• GIVEN INSTRUCTION
Check every line below for the word "shape" and copy each one that has it.

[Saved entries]
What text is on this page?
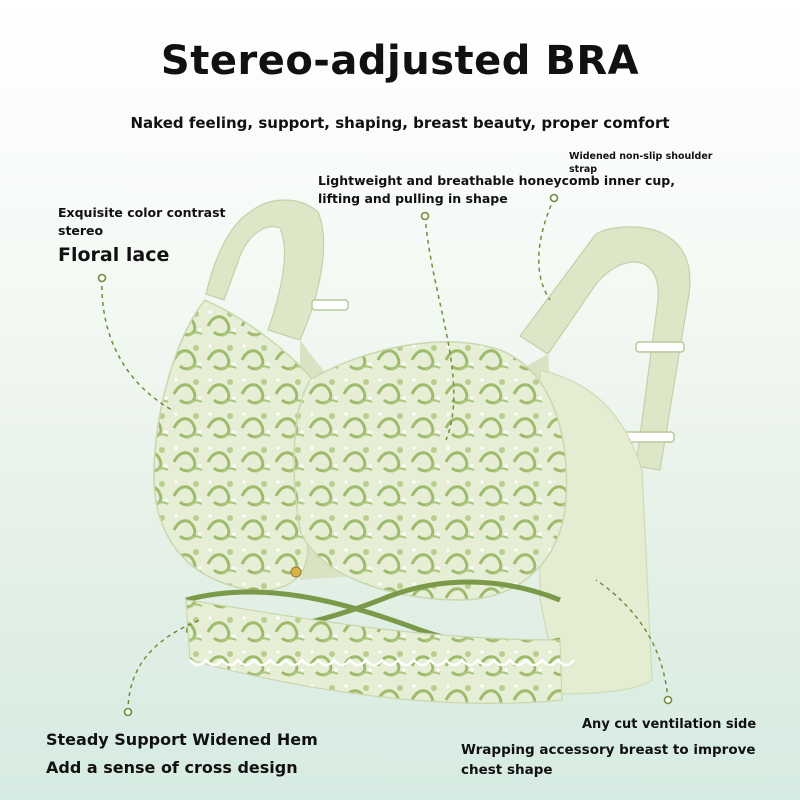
Stereo-adjusted BRA

Naked feeling, support, shaping, breast beauty, proper comfort

Widened non-slip shoulder
strap
Lightweight and breathable honeycomb inner cup,
lifting and pulling in shape
Exquisite color contrast
stereo
Floral lace
Steady Support Widened Hem
Add a sense of cross design
Any cut ventilation side
Wrapping accessory breast to improve
chest shape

• ANSWER TO THIS PROBLEM
lifting and pulling in shape
chest shape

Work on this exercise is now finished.